PROBLEM REQUIREMENTS: Some lines in the entries contain the word "McKinsey". Copy all of them.

EXTRACTED DATA:

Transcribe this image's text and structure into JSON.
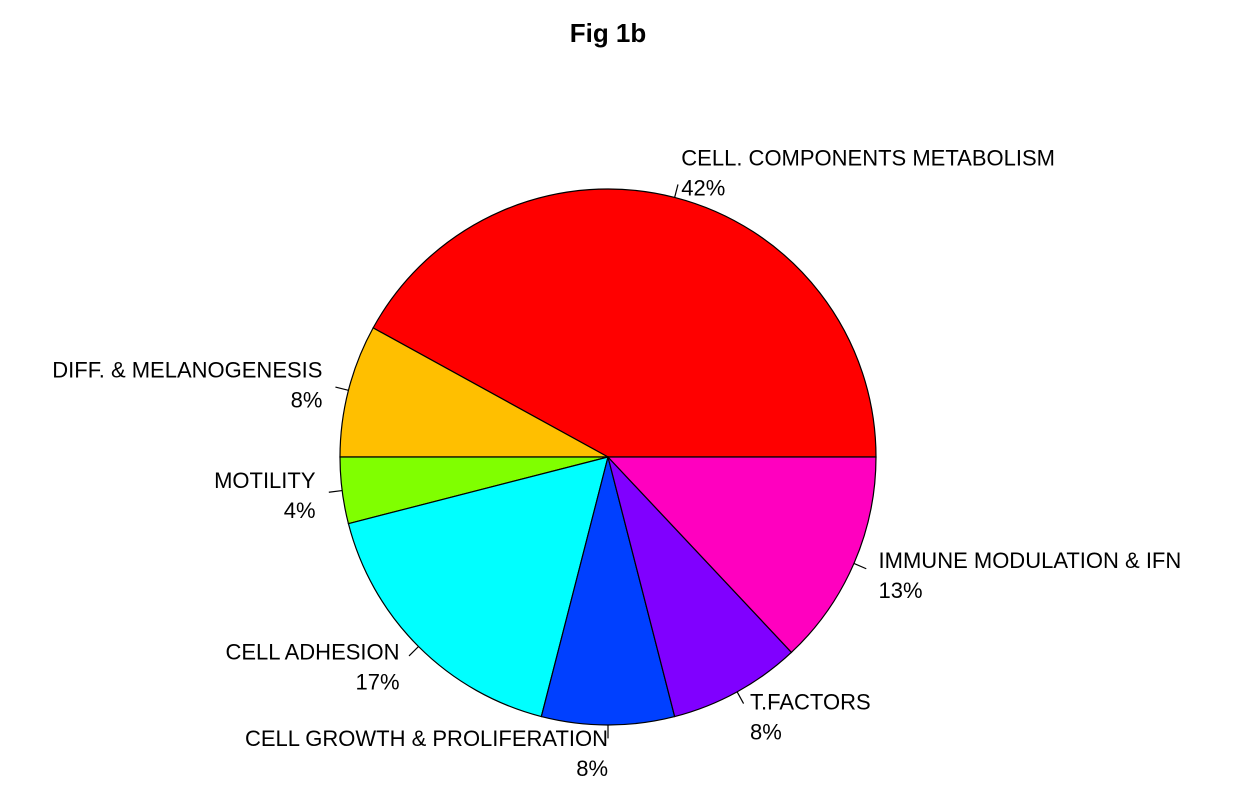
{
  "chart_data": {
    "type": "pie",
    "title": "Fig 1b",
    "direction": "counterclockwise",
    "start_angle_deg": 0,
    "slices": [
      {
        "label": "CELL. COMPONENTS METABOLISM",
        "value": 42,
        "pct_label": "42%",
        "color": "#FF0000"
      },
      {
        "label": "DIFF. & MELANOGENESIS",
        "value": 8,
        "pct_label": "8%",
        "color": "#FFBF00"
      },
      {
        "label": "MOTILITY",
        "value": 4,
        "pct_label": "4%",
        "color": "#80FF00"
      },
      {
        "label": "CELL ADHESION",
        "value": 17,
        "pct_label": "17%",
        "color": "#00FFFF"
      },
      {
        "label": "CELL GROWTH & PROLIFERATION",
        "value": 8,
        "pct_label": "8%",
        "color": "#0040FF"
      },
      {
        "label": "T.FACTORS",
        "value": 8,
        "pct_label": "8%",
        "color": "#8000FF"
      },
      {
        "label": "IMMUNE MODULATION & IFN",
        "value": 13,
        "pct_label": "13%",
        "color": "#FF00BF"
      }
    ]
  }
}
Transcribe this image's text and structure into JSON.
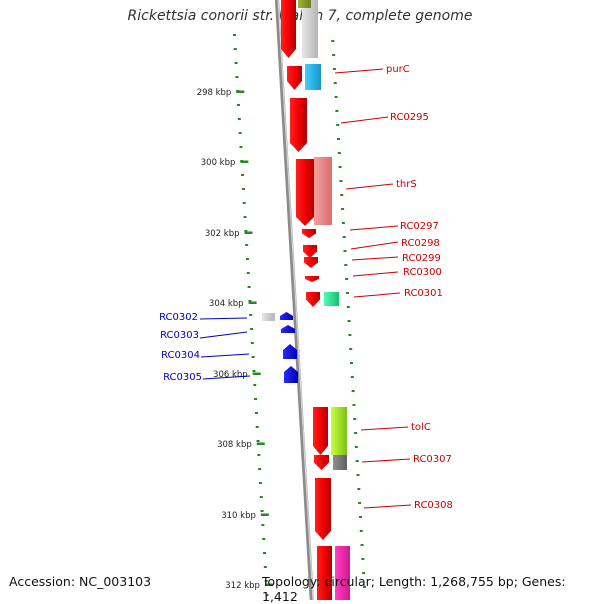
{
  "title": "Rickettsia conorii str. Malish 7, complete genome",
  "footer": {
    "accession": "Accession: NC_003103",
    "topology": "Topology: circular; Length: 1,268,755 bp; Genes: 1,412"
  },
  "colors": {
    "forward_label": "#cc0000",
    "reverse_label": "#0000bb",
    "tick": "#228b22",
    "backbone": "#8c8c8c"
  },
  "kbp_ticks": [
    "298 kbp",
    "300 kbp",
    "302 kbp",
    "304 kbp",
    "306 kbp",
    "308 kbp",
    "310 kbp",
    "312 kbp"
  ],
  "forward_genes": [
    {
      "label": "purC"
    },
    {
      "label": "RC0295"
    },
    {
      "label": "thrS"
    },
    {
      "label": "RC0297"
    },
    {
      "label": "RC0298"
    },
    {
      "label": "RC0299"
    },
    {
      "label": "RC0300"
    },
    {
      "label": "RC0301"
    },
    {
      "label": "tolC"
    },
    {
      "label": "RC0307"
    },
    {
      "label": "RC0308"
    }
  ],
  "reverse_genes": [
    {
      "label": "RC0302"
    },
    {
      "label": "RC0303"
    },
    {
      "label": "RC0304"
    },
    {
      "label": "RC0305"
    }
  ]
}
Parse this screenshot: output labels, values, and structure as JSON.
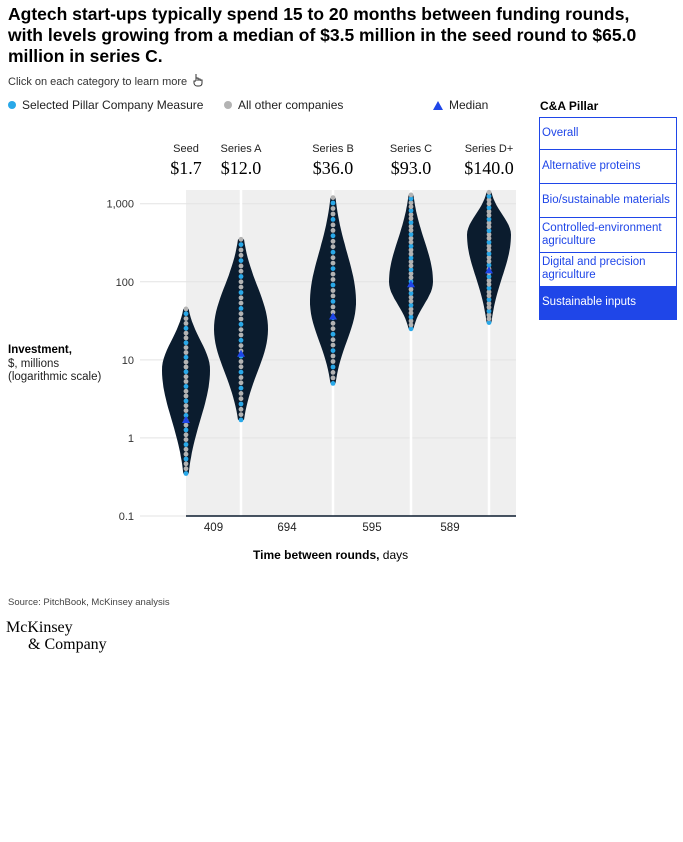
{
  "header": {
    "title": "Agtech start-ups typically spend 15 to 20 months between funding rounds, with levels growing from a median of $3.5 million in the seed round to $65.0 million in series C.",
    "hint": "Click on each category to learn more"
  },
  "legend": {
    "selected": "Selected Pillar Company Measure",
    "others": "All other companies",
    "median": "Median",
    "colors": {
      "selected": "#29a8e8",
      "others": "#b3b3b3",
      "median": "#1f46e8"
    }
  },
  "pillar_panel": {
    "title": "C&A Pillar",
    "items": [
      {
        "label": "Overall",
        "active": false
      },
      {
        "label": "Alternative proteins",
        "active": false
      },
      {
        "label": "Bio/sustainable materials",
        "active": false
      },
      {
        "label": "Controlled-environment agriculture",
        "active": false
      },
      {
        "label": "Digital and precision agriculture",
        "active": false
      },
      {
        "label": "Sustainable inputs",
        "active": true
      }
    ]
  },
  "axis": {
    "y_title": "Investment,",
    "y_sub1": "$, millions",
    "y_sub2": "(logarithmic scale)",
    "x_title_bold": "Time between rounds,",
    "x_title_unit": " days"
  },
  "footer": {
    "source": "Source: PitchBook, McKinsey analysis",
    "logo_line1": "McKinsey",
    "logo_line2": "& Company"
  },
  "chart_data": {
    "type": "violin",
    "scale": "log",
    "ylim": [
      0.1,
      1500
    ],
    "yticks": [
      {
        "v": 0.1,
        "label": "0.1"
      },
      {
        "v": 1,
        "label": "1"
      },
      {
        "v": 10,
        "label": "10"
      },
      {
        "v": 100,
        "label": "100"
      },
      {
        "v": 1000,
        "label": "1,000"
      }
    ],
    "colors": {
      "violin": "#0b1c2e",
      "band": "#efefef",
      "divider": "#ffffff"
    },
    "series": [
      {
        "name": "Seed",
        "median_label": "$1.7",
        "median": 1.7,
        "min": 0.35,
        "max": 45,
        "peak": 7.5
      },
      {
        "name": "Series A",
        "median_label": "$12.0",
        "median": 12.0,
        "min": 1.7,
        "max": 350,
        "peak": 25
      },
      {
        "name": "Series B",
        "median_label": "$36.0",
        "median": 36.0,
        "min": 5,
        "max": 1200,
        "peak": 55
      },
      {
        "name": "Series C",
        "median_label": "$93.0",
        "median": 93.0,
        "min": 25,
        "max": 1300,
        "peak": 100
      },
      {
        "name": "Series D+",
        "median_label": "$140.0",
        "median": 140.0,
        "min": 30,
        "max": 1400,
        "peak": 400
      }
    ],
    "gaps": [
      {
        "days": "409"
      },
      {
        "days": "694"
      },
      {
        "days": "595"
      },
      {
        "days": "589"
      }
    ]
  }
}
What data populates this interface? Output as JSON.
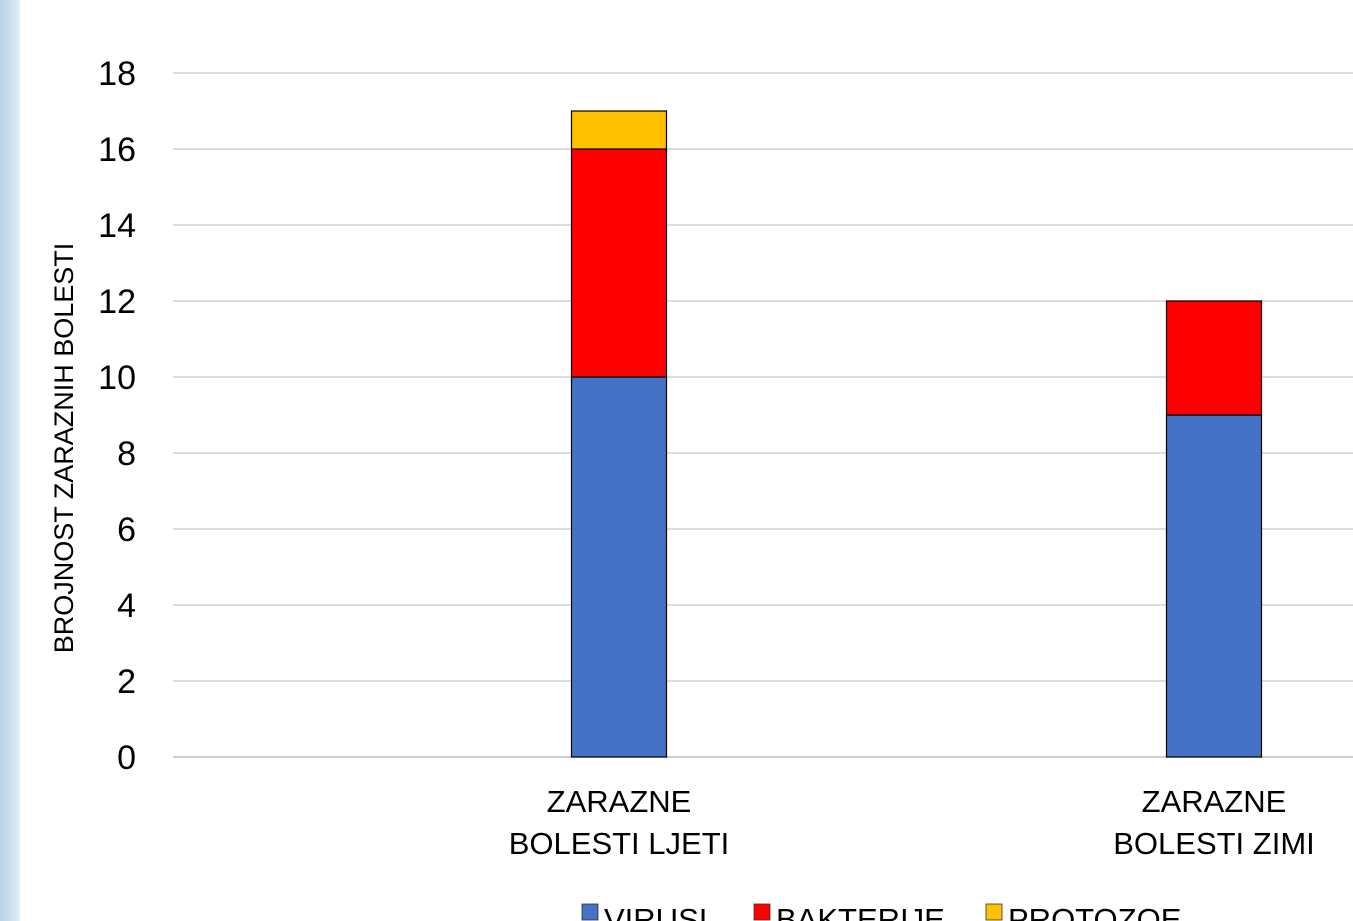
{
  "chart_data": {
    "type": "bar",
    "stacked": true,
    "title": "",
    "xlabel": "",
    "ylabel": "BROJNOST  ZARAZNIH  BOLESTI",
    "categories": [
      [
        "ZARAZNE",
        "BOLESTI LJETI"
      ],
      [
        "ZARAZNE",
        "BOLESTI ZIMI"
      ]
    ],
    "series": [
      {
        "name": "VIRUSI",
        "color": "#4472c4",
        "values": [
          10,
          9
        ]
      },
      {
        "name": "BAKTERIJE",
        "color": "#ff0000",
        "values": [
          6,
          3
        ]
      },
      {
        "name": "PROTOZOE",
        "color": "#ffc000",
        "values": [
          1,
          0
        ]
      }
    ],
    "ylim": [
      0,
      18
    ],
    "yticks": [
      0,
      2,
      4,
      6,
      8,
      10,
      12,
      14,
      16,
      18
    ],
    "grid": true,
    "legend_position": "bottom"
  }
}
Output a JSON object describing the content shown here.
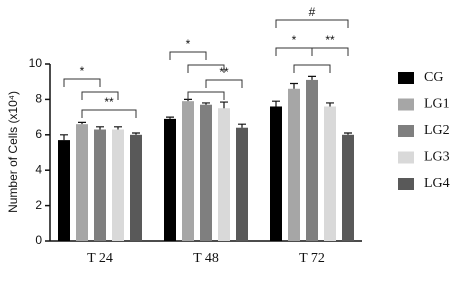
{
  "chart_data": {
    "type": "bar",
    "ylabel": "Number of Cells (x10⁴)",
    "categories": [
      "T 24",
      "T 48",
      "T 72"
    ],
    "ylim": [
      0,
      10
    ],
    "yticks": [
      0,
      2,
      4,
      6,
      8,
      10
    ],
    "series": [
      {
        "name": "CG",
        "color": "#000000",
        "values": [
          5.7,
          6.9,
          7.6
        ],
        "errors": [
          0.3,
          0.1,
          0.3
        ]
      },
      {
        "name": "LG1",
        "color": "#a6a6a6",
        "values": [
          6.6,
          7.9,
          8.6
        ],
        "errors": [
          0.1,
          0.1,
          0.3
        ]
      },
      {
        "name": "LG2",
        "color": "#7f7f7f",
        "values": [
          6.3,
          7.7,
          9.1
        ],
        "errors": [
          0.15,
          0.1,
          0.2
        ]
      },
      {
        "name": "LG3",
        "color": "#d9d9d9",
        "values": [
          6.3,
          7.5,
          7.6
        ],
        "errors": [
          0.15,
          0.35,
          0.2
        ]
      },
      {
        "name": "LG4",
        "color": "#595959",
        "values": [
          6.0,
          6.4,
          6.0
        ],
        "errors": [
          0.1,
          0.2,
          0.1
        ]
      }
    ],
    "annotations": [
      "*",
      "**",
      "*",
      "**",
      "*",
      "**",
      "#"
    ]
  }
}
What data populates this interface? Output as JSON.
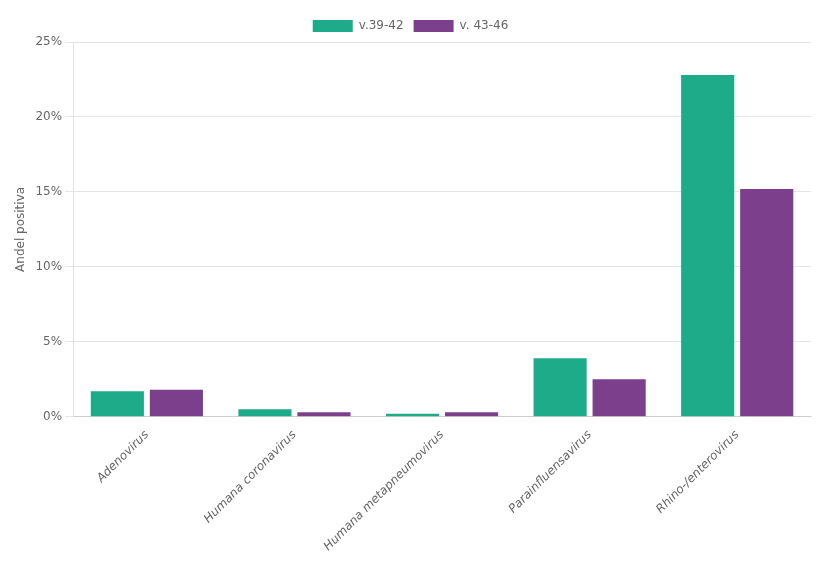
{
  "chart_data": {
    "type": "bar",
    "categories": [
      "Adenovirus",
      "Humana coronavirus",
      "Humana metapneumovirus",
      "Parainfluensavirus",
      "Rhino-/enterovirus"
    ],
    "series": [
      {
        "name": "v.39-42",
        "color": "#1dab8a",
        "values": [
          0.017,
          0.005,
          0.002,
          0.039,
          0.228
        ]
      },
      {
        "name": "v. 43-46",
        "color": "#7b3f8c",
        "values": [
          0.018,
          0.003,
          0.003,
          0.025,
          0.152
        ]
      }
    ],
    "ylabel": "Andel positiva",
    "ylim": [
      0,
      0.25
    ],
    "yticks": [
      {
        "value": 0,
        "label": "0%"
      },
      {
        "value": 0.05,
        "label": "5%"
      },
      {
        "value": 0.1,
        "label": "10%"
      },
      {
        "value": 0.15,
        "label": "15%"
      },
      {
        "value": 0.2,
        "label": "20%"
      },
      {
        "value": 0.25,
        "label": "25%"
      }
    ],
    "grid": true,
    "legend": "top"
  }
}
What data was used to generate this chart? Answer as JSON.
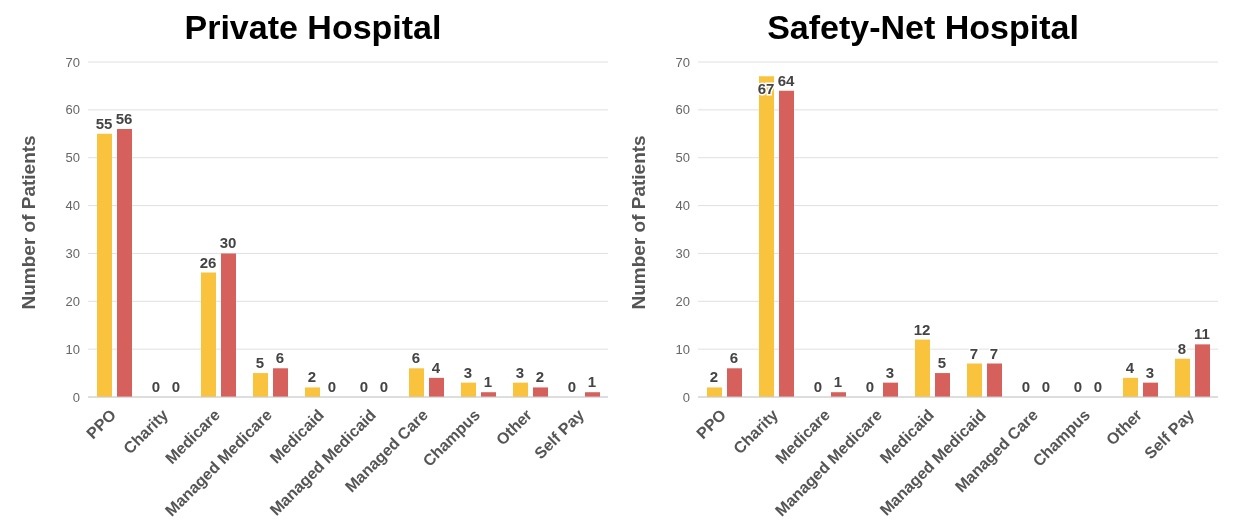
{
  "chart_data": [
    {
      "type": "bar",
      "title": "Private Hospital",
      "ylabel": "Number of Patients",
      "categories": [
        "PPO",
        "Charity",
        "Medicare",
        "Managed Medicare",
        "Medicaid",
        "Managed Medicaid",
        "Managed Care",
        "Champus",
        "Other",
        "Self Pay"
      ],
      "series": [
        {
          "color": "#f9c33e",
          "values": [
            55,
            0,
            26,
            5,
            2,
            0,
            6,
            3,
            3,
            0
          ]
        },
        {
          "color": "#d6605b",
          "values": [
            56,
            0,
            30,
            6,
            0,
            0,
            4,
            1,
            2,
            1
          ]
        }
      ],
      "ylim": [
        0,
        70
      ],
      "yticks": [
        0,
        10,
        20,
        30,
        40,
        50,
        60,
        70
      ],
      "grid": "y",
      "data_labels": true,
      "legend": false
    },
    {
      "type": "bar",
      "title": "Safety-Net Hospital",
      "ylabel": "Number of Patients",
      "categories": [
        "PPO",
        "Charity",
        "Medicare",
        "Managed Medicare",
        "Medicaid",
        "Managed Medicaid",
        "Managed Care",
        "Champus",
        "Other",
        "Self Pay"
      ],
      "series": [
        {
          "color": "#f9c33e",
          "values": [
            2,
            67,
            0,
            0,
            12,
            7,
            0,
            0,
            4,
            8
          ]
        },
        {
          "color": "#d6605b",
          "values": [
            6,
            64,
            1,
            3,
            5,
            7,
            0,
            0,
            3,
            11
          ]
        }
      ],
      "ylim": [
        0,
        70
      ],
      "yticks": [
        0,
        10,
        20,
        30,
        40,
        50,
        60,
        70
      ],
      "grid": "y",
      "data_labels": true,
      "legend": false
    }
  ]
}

RESULT OF THIS EXERCISE:
    "source": "Source: PitchBook, McKinsey analysis",
    "logo_line1": "McKinsey",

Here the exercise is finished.